PROMPT: Extract and list every line that contains the word "Channel".

DATASET CONTENT:
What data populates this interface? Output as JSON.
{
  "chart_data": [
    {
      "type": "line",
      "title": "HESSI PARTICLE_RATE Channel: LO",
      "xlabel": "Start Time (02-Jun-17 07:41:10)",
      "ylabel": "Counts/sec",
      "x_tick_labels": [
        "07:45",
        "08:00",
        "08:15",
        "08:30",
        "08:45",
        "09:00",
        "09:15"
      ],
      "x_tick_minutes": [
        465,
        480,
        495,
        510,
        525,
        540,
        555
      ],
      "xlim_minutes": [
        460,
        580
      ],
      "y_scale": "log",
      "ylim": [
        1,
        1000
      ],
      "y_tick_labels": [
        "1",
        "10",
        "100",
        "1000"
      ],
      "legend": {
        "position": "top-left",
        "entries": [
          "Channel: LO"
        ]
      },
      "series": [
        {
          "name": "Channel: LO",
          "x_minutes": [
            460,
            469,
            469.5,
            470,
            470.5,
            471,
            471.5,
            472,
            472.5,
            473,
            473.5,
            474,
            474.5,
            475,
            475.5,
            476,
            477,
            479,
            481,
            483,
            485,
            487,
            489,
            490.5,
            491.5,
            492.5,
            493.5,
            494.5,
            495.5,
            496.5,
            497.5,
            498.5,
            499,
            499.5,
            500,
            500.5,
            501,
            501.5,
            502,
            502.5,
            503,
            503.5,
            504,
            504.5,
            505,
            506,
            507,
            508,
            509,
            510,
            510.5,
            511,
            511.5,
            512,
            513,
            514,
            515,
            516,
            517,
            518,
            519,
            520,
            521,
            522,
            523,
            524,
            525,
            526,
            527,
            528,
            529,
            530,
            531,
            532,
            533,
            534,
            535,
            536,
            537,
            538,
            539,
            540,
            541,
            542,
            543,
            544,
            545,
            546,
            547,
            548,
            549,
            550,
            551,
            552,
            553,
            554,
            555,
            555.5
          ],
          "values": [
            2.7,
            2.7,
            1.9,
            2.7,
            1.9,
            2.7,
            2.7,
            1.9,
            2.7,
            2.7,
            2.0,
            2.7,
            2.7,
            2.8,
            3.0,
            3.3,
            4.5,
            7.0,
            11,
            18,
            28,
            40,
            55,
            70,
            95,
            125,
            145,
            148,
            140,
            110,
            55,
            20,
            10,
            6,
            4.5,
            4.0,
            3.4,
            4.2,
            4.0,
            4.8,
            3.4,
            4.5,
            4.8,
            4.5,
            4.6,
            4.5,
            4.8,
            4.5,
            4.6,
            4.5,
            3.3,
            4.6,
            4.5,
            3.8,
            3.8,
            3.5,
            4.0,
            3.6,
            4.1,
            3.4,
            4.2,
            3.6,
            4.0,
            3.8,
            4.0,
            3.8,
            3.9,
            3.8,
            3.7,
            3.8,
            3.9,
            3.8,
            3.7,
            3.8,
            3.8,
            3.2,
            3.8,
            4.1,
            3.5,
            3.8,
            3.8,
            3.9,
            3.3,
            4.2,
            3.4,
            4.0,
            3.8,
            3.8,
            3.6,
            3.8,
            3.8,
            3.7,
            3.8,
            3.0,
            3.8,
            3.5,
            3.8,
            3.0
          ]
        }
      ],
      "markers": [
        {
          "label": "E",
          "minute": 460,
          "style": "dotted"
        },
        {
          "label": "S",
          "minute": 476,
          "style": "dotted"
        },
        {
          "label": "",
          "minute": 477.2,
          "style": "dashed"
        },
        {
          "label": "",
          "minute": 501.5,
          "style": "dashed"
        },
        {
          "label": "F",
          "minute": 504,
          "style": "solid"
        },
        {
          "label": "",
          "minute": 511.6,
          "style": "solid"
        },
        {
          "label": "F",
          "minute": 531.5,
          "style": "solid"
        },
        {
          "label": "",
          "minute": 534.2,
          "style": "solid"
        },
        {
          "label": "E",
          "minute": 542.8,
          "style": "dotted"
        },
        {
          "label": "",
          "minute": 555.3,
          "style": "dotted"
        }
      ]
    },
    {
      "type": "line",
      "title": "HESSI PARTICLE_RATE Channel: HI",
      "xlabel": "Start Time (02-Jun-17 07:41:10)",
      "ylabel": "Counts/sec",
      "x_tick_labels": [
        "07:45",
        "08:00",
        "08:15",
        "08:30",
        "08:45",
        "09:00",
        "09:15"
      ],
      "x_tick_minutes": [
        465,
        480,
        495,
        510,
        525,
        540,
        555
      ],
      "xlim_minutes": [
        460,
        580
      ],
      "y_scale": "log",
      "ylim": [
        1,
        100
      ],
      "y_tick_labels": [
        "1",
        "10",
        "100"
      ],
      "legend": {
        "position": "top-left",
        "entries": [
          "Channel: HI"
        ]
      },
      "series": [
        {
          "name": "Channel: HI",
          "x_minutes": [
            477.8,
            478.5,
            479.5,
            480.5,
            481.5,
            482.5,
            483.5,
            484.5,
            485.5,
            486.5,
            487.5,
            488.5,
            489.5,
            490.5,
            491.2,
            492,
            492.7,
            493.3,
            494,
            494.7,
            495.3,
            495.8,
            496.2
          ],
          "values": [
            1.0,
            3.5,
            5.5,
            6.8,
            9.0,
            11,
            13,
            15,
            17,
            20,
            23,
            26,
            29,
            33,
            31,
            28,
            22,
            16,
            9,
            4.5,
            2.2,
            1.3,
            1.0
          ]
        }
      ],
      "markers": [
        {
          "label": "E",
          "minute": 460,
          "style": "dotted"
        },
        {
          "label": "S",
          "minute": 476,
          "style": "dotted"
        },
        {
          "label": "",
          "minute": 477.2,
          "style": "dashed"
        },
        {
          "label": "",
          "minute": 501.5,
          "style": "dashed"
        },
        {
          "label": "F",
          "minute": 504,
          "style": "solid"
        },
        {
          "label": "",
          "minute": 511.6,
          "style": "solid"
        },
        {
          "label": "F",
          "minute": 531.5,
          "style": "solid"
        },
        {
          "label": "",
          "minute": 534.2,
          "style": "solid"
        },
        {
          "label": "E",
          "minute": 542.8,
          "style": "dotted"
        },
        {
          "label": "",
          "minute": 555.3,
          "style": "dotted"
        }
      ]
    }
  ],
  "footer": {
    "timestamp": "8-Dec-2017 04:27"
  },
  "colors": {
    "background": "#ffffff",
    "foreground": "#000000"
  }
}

EXERCISE ANSWER:
      "title": "HESSI PARTICLE_RATE Channel: LO",
          "Channel: LO"
          "name": "Channel: LO",
      "title": "HESSI PARTICLE_RATE Channel: HI",
          "Channel: HI"
          "name": "Channel: HI",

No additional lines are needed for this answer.